What the exercise asks: Transcribe all of the material exactly. Any picture in it should be left out.

-------- Recorded information --------

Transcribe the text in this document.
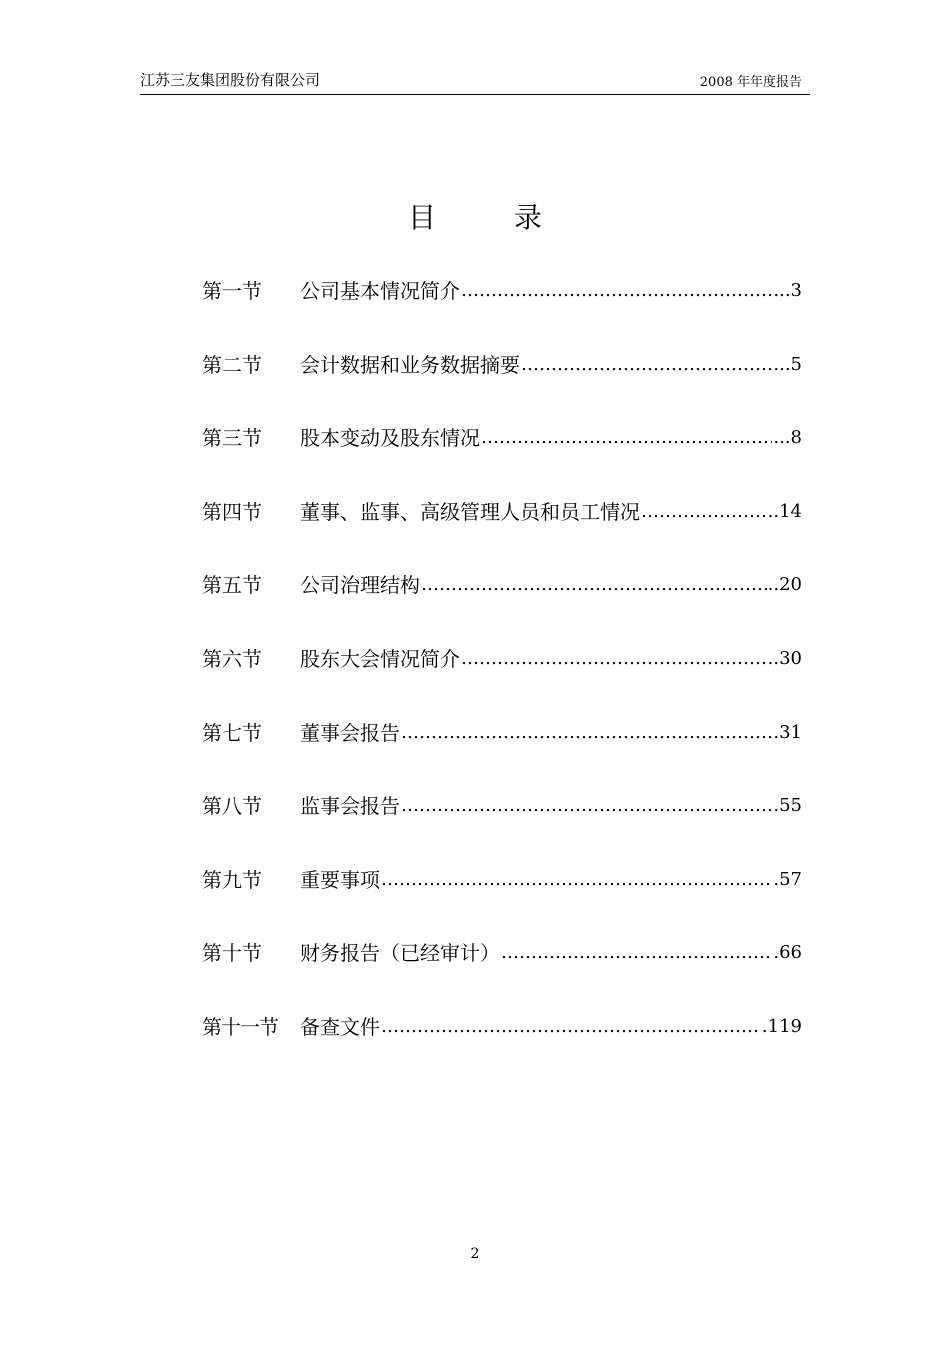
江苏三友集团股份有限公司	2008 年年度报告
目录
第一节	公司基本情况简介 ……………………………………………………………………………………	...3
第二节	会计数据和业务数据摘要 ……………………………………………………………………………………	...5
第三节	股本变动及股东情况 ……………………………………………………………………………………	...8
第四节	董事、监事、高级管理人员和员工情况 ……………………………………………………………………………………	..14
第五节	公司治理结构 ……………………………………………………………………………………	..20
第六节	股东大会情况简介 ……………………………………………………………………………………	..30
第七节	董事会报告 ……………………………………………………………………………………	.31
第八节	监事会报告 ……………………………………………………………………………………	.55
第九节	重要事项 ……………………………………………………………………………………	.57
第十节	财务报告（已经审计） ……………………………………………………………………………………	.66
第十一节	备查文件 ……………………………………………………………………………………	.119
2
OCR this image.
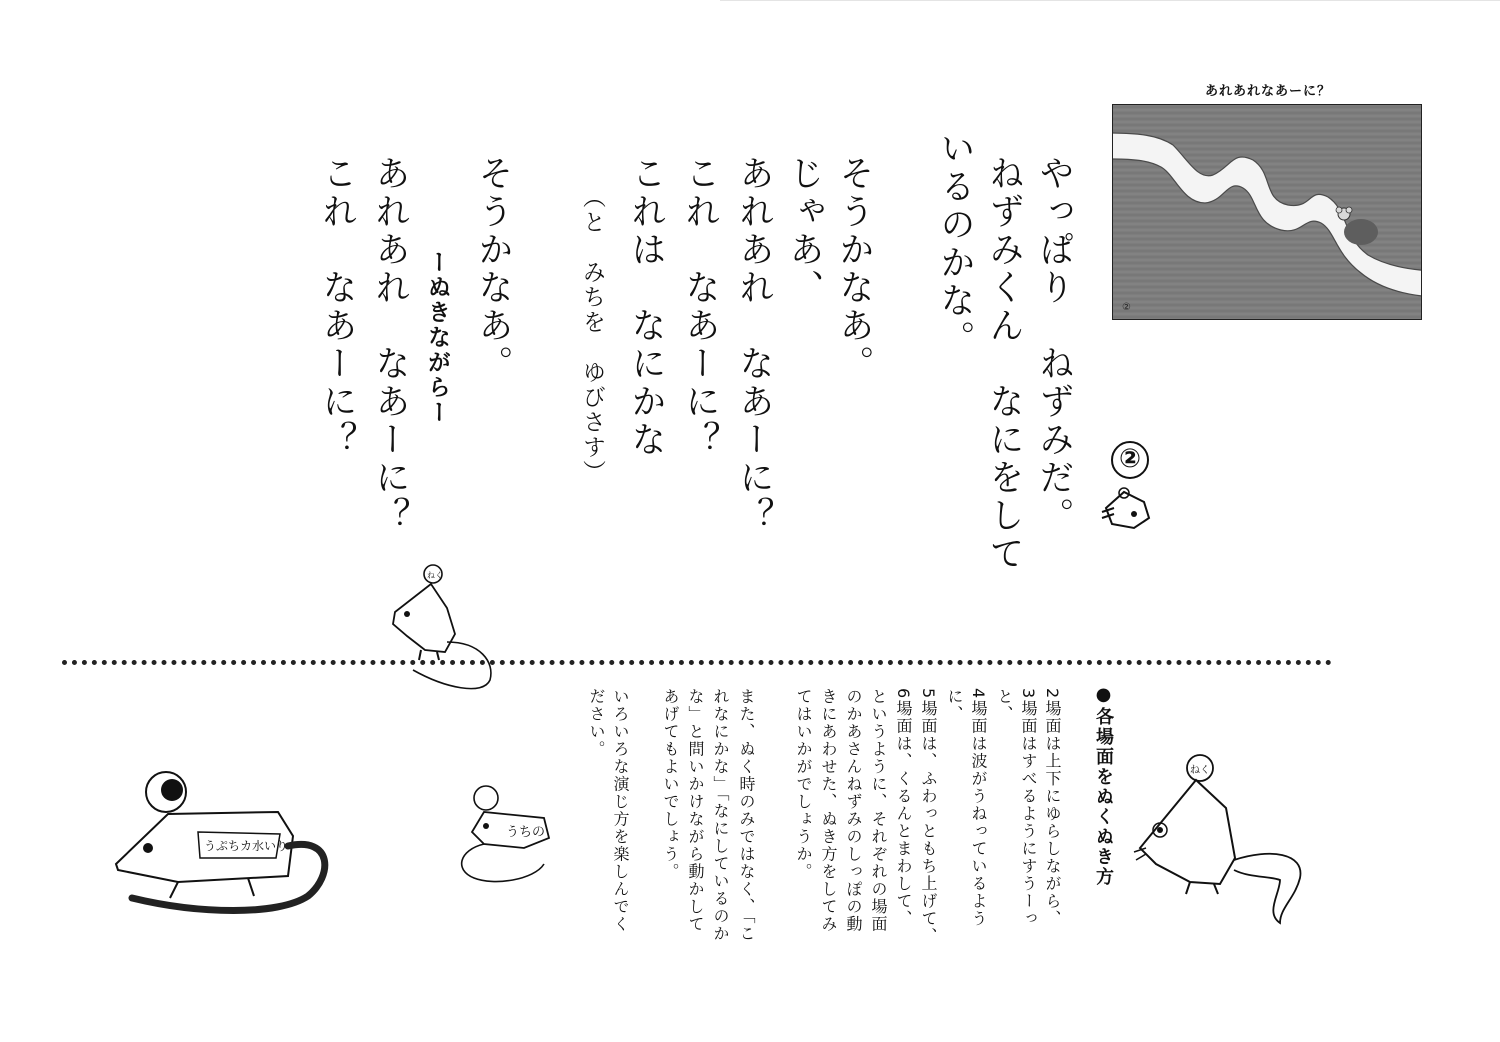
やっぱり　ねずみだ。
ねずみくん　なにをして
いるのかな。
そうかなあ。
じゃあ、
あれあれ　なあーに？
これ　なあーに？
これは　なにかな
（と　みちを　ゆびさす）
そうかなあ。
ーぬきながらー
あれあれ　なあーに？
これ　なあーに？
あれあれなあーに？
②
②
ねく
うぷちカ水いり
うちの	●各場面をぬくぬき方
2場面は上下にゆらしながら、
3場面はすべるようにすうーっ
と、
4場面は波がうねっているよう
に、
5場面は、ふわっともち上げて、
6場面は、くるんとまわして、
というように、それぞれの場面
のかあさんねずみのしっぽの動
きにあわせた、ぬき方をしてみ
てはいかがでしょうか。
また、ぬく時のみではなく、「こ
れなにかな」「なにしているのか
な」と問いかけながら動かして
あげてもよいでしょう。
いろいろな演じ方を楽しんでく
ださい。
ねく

--------

Response to the task:
Transcribe the text in this document.
江苏三友集团股份有限公司	2008 年年度报告
目录
第一节	公司基本情况简介 ……………………………………………………………………………………	...3
第二节	会计数据和业务数据摘要 ……………………………………………………………………………………	...5
第三节	股本变动及股东情况 ……………………………………………………………………………………	...8
第四节	董事、监事、高级管理人员和员工情况 ……………………………………………………………………………………	..14
第五节	公司治理结构 ……………………………………………………………………………………	..20
第六节	股东大会情况简介 ……………………………………………………………………………………	..30
第七节	董事会报告 ……………………………………………………………………………………	.31
第八节	监事会报告 ……………………………………………………………………………………	.55
第九节	重要事项 ……………………………………………………………………………………	.57
第十节	财务报告（已经审计） ……………………………………………………………………………………	.66
第十一节	备查文件 ……………………………………………………………………………………	.119
2
OCR this image.
やっぱり　ねずみだ。
ねずみくん　なにをして
いるのかな。
そうかなあ。
じゃあ、
あれあれ　なあーに？
これ　なあーに？
これは　なにかな
（と　みちを　ゆびさす）
そうかなあ。
ーぬきながらー
あれあれ　なあーに？
これ　なあーに？
あれあれなあーに？
②
②
ねく
うぷちカ水いり
うちの	●各場面をぬくぬき方
2場面は上下にゆらしながら、
3場面はすべるようにすうーっ
と、
4場面は波がうねっているよう
に、
5場面は、ふわっともち上げて、
6場面は、くるんとまわして、
というように、それぞれの場面
のかあさんねずみのしっぽの動
きにあわせた、ぬき方をしてみ
てはいかがでしょうか。
また、ぬく時のみではなく、「こ
れなにかな」「なにしているのか
な」と問いかけながら動かして
あげてもよいでしょう。
いろいろな演じ方を楽しんでく
ださい。
ねく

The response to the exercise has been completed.